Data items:
□ □ □ □ □ □ □

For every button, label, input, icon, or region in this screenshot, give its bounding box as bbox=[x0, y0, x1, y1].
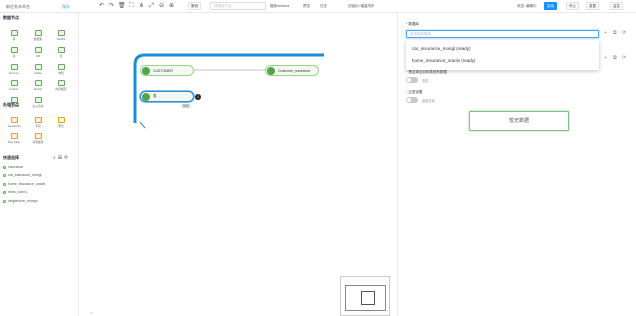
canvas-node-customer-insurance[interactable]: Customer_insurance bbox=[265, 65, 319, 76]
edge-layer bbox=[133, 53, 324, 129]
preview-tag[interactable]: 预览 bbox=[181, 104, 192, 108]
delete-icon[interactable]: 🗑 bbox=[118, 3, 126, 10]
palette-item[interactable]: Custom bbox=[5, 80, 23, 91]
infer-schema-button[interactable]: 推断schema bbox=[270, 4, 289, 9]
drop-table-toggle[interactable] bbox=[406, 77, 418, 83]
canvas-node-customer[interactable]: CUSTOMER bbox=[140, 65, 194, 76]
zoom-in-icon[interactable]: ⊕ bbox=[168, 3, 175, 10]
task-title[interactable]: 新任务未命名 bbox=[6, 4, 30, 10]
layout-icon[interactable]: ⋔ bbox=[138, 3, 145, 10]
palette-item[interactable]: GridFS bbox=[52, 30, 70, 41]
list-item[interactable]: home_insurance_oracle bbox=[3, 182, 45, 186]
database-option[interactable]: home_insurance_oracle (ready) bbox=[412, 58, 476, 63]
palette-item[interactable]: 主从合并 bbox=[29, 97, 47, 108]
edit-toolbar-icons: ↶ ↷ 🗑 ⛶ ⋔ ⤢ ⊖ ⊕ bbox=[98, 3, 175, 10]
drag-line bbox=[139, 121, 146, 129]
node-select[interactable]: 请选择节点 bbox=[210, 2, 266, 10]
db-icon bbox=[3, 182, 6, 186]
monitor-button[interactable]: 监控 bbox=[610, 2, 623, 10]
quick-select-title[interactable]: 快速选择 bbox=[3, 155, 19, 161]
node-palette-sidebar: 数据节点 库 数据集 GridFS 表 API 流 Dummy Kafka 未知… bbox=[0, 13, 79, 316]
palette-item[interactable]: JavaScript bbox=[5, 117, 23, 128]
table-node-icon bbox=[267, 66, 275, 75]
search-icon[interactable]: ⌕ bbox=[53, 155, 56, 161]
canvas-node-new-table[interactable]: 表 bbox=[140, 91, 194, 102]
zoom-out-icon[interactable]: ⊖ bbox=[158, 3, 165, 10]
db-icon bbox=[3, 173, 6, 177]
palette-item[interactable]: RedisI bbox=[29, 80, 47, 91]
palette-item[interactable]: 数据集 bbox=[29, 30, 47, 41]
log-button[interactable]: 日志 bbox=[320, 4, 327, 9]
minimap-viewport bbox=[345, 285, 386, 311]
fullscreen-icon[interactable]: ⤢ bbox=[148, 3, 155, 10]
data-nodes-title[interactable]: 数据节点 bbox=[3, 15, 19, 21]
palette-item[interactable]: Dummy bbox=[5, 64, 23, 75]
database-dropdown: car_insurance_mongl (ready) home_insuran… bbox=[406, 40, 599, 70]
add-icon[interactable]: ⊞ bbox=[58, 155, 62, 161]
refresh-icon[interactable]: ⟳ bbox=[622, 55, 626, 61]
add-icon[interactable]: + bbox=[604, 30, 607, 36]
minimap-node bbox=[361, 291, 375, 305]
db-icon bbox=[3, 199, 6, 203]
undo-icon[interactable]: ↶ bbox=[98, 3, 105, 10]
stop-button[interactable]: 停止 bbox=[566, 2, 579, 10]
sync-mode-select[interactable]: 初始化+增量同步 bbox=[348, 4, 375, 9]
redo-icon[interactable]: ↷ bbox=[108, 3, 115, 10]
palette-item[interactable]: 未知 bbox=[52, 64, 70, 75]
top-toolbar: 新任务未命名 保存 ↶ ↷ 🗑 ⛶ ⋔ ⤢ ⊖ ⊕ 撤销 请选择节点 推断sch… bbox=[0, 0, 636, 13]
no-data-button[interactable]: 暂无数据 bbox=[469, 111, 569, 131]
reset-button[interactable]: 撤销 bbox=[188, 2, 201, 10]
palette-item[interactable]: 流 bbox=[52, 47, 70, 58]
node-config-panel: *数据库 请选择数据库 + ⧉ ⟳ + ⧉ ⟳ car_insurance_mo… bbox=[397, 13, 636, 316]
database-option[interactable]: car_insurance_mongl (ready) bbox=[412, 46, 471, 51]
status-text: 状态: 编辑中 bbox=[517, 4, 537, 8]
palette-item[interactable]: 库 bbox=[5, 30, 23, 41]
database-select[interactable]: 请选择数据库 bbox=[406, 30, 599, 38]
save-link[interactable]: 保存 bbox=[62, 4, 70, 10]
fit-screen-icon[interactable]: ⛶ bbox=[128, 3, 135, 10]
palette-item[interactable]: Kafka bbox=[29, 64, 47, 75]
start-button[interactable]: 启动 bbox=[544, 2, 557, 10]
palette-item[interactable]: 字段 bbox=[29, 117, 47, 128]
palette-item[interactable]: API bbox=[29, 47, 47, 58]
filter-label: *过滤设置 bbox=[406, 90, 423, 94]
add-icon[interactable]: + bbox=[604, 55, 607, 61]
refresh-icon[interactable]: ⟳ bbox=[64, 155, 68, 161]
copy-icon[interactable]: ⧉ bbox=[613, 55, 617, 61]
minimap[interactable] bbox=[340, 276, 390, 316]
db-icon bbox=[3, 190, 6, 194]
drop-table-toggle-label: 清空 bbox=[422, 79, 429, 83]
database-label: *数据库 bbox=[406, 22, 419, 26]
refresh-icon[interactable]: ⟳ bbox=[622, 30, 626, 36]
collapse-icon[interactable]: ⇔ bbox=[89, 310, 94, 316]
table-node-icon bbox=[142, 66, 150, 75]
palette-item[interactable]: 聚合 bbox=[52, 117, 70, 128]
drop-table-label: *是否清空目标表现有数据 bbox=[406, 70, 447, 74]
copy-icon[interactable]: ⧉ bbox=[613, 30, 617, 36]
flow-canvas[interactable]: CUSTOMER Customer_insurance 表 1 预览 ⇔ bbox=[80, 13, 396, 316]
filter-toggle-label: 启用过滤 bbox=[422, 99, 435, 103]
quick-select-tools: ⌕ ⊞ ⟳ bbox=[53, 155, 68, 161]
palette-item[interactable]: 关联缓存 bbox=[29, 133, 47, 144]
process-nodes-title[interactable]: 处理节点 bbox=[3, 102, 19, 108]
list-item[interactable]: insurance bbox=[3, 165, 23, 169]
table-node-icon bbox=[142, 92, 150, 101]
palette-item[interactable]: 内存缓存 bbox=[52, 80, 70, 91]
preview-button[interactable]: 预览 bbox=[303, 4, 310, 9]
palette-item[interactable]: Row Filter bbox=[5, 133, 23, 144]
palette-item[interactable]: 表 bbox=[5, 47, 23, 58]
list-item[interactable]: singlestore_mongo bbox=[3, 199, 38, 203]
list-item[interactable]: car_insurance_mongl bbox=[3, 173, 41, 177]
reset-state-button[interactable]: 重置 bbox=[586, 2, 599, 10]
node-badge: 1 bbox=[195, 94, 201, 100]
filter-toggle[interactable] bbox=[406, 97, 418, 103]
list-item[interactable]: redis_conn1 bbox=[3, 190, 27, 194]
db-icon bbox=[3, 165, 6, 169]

□ □ □ □ □ □ □

• _Stated goal_
Format every line of the records above as a numbered list, with no blank lines and no pictures.

• _Result of this exercise_
1. For every button, label, input, icon, or region in this screenshot, give its bounding box as bbox=[x0, y0, x1, y1].
2. canvas-node-customer-insurance[interactable]: Customer_insurance bbox=[265, 65, 319, 76]
3. edge-layer bbox=[133, 53, 324, 129]
4. preview-tag[interactable]: 预览 bbox=[181, 104, 192, 108]
5. delete-icon[interactable]: 🗑 bbox=[118, 3, 126, 10]
6. palette-item[interactable]: Custom bbox=[5, 80, 23, 91]
7. infer-schema-button[interactable]: 推断schema bbox=[270, 4, 289, 9]
8. drop-table-toggle[interactable] bbox=[406, 77, 418, 83]
9. canvas-node-customer[interactable]: CUSTOMER bbox=[140, 65, 194, 76]
10. zoom-in-icon[interactable]: ⊕ bbox=[168, 3, 175, 10]
11. task-title[interactable]: 新任务未命名 bbox=[6, 4, 30, 10]
12. layout-icon[interactable]: ⋔ bbox=[138, 3, 145, 10]
13. palette-item[interactable]: GridFS bbox=[52, 30, 70, 41]
14. list-item[interactable]: home_insurance_oracle bbox=[3, 182, 45, 186]
15. database-option[interactable]: home_insurance_oracle (ready) bbox=[412, 58, 476, 63]
16. palette-item[interactable]: 主从合并 bbox=[29, 97, 47, 108]
17. edit-toolbar-icons: ↶ ↷ 🗑 ⛶ ⋔ ⤢ ⊖ ⊕ bbox=[98, 3, 175, 10]
18. drag-line bbox=[139, 121, 146, 129]
19. node-select[interactable]: 请选择节点 bbox=[210, 2, 266, 10]
20. db-icon bbox=[3, 182, 6, 186]
21. monitor-button[interactable]: 监控 bbox=[610, 2, 623, 10]
22. quick-select-title[interactable]: 快速选择 bbox=[3, 155, 19, 161]
23. node-palette-sidebar: 数据节点 库 数据集 GridFS 表 API 流 Dummy Kafka 未知… bbox=[0, 13, 79, 316]
24. palette-item[interactable]: JavaScript bbox=[5, 117, 23, 128]
25. table-node-icon bbox=[267, 66, 275, 75]
26. search-icon[interactable]: ⌕ bbox=[53, 155, 56, 161]
27. canvas-node-new-table[interactable]: 表 bbox=[140, 91, 194, 102]
28. zoom-out-icon[interactable]: ⊖ bbox=[158, 3, 165, 10]
29. db-icon bbox=[3, 173, 6, 177]
30. palette-item[interactable]: RedisI bbox=[29, 80, 47, 91]
31. palette-item[interactable]: 数据集 bbox=[29, 30, 47, 41]
32. log-button[interactable]: 日志 bbox=[320, 4, 327, 9]
33. minimap-viewport bbox=[345, 285, 386, 311]
34. fullscreen-icon[interactable]: ⤢ bbox=[148, 3, 155, 10]
35. data-nodes-title[interactable]: 数据节点 bbox=[3, 15, 19, 21]
36. palette-item[interactable]: Dummy bbox=[5, 64, 23, 75]
37. database-dropdown: car_insurance_mongl (ready) home_insuran… bbox=[406, 40, 599, 70]
38. add-icon[interactable]: ⊞ bbox=[58, 155, 62, 161]
39. refresh-icon[interactable]: ⟳ bbox=[622, 55, 626, 61]
40. add-icon[interactable]: + bbox=[604, 30, 607, 36]
41. minimap-node bbox=[361, 291, 375, 305]
42. db-icon bbox=[3, 199, 6, 203]
43. undo-icon[interactable]: ↶ bbox=[98, 3, 105, 10]
44. stop-button[interactable]: 停止 bbox=[566, 2, 579, 10]
45. sync-mode-select[interactable]: 初始化+增量同步 bbox=[348, 4, 375, 9]
46. redo-icon[interactable]: ↷ bbox=[108, 3, 115, 10]
47. palette-item[interactable]: 未知 bbox=[52, 64, 70, 75]
48. top-toolbar: 新任务未命名 保存 ↶ ↷ 🗑 ⛶ ⋔ ⤢ ⊖ ⊕ 撤销 请选择节点 推断sch… bbox=[0, 0, 636, 13]
49. no-data-button[interactable]: 暂无数据 bbox=[469, 111, 569, 131]
50. reset-button[interactable]: 撤销 bbox=[188, 2, 201, 10]
51. palette-item[interactable]: 流 bbox=[52, 47, 70, 58]
52. node-config-panel: *数据库 请选择数据库 + ⧉ ⟳ + ⧉ ⟳ car_insurance_mo… bbox=[397, 13, 636, 316]
53. database-option[interactable]: car_insurance_mongl (ready) bbox=[412, 46, 471, 51]
54. status-text: 状态: 编辑中 bbox=[517, 4, 537, 8]
55. palette-item[interactable]: 库 bbox=[5, 30, 23, 41]
56. database-select[interactable]: 请选择数据库 bbox=[406, 30, 599, 38]
57. save-link[interactable]: 保存 bbox=[62, 4, 70, 10]
58. fit-screen-icon[interactable]: ⛶ bbox=[128, 3, 135, 10]
59. palette-item[interactable]: Kafka bbox=[29, 64, 47, 75]
60. start-button[interactable]: 启动 bbox=[544, 2, 557, 10]
61. palette-item[interactable]: 字段 bbox=[29, 117, 47, 128]
62. palette-item[interactable]: API bbox=[29, 47, 47, 58]
63. filter-label: *过滤设置 bbox=[406, 90, 423, 94]
64. add-icon[interactable]: + bbox=[604, 55, 607, 61]
65. refresh-icon[interactable]: ⟳ bbox=[64, 155, 68, 161]
66. copy-icon[interactable]: ⧉ bbox=[613, 55, 617, 61]
67. minimap[interactable] bbox=[340, 276, 390, 316]
68. db-icon bbox=[3, 190, 6, 194]
69. drop-table-toggle-label: 清空 bbox=[422, 79, 429, 83]
70. database-label: *数据库 bbox=[406, 22, 419, 26]
71. refresh-icon[interactable]: ⟳ bbox=[622, 30, 626, 36]
72. collapse-icon[interactable]: ⇔ bbox=[89, 310, 94, 316]
73. table-node-icon bbox=[142, 66, 150, 75]
74. palette-item[interactable]: 聚合 bbox=[52, 117, 70, 128]
75. drop-table-label: *是否清空目标表现有数据 bbox=[406, 70, 447, 74]
76. copy-icon[interactable]: ⧉ bbox=[613, 30, 617, 36]
77. flow-canvas[interactable]: CUSTOMER Customer_insurance 表 1 预览 ⇔ bbox=[80, 13, 396, 316]
78. filter-toggle-label: 启用过滤 bbox=[422, 99, 435, 103]
79. quick-select-tools: ⌕ ⊞ ⟳ bbox=[53, 155, 68, 161]
80. palette-item[interactable]: 关联缓存 bbox=[29, 133, 47, 144]
81. process-nodes-title[interactable]: 处理节点 bbox=[3, 102, 19, 108]
82. list-item[interactable]: insurance bbox=[3, 165, 23, 169]
83. table-node-icon bbox=[142, 92, 150, 101]
84. palette-item[interactable]: 内存缓存 bbox=[52, 80, 70, 91]
85. preview-button[interactable]: 预览 bbox=[303, 4, 310, 9]
86. palette-item[interactable]: Row Filter bbox=[5, 133, 23, 144]
87. palette-item[interactable]: 表 bbox=[5, 47, 23, 58]
88. list-item[interactable]: singlestore_mongo bbox=[3, 199, 38, 203]
89. list-item[interactable]: car_insurance_mongl bbox=[3, 173, 41, 177]
90. reset-state-button[interactable]: 重置 bbox=[586, 2, 599, 10]
91. node-badge: 1 bbox=[195, 94, 201, 100]
92. filter-toggle[interactable] bbox=[406, 97, 418, 103]
93. list-item[interactable]: redis_conn1 bbox=[3, 190, 27, 194]
94. db-icon bbox=[3, 165, 6, 169]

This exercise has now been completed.